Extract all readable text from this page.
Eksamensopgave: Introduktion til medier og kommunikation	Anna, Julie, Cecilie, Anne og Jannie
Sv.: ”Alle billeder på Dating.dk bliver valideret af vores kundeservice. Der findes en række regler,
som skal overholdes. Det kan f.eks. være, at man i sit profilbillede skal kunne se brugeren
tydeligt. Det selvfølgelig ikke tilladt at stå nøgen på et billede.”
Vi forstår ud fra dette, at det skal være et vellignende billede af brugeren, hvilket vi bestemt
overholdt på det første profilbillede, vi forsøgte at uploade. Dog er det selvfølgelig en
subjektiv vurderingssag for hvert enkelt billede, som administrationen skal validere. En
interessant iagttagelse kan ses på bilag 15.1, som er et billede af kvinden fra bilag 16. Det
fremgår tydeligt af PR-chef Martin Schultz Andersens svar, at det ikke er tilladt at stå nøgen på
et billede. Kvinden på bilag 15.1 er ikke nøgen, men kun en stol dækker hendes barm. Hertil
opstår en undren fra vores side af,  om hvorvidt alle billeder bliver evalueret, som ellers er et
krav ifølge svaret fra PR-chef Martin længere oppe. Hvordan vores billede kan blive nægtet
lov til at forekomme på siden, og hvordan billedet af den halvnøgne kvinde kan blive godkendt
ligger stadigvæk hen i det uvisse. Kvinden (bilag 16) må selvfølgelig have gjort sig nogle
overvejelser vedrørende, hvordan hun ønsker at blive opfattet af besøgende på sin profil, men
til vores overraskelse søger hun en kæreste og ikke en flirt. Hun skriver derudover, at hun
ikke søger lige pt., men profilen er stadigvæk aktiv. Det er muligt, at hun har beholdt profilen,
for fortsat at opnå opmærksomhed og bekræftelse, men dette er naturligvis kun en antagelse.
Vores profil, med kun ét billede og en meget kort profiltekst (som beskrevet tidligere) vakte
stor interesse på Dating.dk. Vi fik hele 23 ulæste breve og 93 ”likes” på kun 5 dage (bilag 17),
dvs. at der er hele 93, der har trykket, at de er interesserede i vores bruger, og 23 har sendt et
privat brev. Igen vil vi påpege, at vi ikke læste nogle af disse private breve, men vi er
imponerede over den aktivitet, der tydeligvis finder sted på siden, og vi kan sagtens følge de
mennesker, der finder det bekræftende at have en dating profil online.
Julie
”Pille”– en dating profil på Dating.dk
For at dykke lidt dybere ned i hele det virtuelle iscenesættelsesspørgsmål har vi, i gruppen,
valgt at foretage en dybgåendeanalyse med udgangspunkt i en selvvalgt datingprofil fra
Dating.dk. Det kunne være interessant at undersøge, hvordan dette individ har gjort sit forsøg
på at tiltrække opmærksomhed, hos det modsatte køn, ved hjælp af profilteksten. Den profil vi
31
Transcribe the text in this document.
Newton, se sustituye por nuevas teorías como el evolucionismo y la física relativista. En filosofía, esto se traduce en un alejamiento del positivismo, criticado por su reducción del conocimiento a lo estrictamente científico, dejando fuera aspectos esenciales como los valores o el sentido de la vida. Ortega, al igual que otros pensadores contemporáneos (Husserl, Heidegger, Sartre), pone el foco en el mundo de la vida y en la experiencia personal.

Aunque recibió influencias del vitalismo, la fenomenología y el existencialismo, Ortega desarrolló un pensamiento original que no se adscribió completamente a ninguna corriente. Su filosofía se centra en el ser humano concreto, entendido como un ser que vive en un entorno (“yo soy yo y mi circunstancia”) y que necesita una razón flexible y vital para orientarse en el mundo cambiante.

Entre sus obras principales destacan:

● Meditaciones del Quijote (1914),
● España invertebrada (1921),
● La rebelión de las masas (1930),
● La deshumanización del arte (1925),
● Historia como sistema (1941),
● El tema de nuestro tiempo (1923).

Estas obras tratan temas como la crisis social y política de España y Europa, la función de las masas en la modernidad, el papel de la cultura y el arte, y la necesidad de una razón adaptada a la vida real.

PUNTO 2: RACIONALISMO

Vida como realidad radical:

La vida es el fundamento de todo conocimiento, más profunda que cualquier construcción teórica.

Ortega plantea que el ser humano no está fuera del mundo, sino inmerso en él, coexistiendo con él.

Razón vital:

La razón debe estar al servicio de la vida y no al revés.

==================================================

## WHAT YOU SHOULD DO
Repeat the material above in full, quoting it exactly.

## COMPLETED TASK
Extract all readable text from this page.
Eksamensopgave: Introduktion til medier og kommunikation	Anna, Julie, Cecilie, Anne og Jannie
Sv.: ”Alle billeder på Dating.dk bliver valideret af vores kundeservice. Der findes en række regler,
som skal overholdes. Det kan f.eks. være, at man i sit profilbillede skal kunne se brugeren
tydeligt. Det selvfølgelig ikke tilladt at stå nøgen på et billede.”
Vi forstår ud fra dette, at det skal være et vellignende billede af brugeren, hvilket vi bestemt
overholdt på det første profilbillede, vi forsøgte at uploade. Dog er det selvfølgelig en
subjektiv vurderingssag for hvert enkelt billede, som administrationen skal validere. En
interessant iagttagelse kan ses på bilag 15.1, som er et billede af kvinden fra bilag 16. Det
fremgår tydeligt af PR-chef Martin Schultz Andersens svar, at det ikke er tilladt at stå nøgen på
et billede. Kvinden på bilag 15.1 er ikke nøgen, men kun en stol dækker hendes barm. Hertil
opstår en undren fra vores side af,  om hvorvidt alle billeder bliver evalueret, som ellers er et
krav ifølge svaret fra PR-chef Martin længere oppe. Hvordan vores billede kan blive nægtet
lov til at forekomme på siden, og hvordan billedet af den halvnøgne kvinde kan blive godkendt
ligger stadigvæk hen i det uvisse. Kvinden (bilag 16) må selvfølgelig have gjort sig nogle
overvejelser vedrørende, hvordan hun ønsker at blive opfattet af besøgende på sin profil, men
til vores overraskelse søger hun en kæreste og ikke en flirt. Hun skriver derudover, at hun
ikke søger lige pt., men profilen er stadigvæk aktiv. Det er muligt, at hun har beholdt profilen,
for fortsat at opnå opmærksomhed og bekræftelse, men dette er naturligvis kun en antagelse.
Vores profil, med kun ét billede og en meget kort profiltekst (som beskrevet tidligere) vakte
stor interesse på Dating.dk. Vi fik hele 23 ulæste breve og 93 ”likes” på kun 5 dage (bilag 17),
dvs. at der er hele 93, der har trykket, at de er interesserede i vores bruger, og 23 har sendt et
privat brev. Igen vil vi påpege, at vi ikke læste nogle af disse private breve, men vi er
imponerede over den aktivitet, der tydeligvis finder sted på siden, og vi kan sagtens følge de
mennesker, der finder det bekræftende at have en dating profil online.
Julie
”Pille”– en dating profil på Dating.dk
For at dykke lidt dybere ned i hele det virtuelle iscenesættelsesspørgsmål har vi, i gruppen,
valgt at foretage en dybgåendeanalyse med udgangspunkt i en selvvalgt datingprofil fra
Dating.dk. Det kunne være interessant at undersøge, hvordan dette individ har gjort sit forsøg
på at tiltrække opmærksomhed, hos det modsatte køn, ved hjælp af profilteksten. Den profil vi
31
Transcribe the text in this document.
Newton, se sustituye por nuevas teorías como el evolucionismo y la física relativista. En filosofía, esto se traduce en un alejamiento del positivismo, criticado por su reducción del conocimiento a lo estrictamente científico, dejando fuera aspectos esenciales como los valores o el sentido de la vida. Ortega, al igual que otros pensadores contemporáneos (Husserl, Heidegger, Sartre), pone el foco en el mundo de la vida y en la experiencia personal.

Aunque recibió influencias del vitalismo, la fenomenología y el existencialismo, Ortega desarrolló un pensamiento original que no se adscribió completamente a ninguna corriente. Su filosofía se centra en el ser humano concreto, entendido como un ser que vive en un entorno (“yo soy yo y mi circunstancia”) y que necesita una razón flexible y vital para orientarse en el mundo cambiante.

Entre sus obras principales destacan:

● Meditaciones del Quijote (1914),
● España invertebrada (1921),
● La rebelión de las masas (1930),
● La deshumanización del arte (1925),
● Historia como sistema (1941),
● El tema de nuestro tiempo (1923).

Estas obras tratan temas como la crisis social y política de España y Europa, la función de las masas en la modernidad, el papel de la cultura y el arte, y la necesidad de una razón adaptada a la vida real.

PUNTO 2: RACIONALISMO

Vida como realidad radical:

La vida es el fundamento de todo conocimiento, más profunda que cualquier construcción teórica.

Ortega plantea que el ser humano no está fuera del mundo, sino inmerso en él, coexistiendo con él.

Razón vital:

La razón debe estar al servicio de la vida y no al revés.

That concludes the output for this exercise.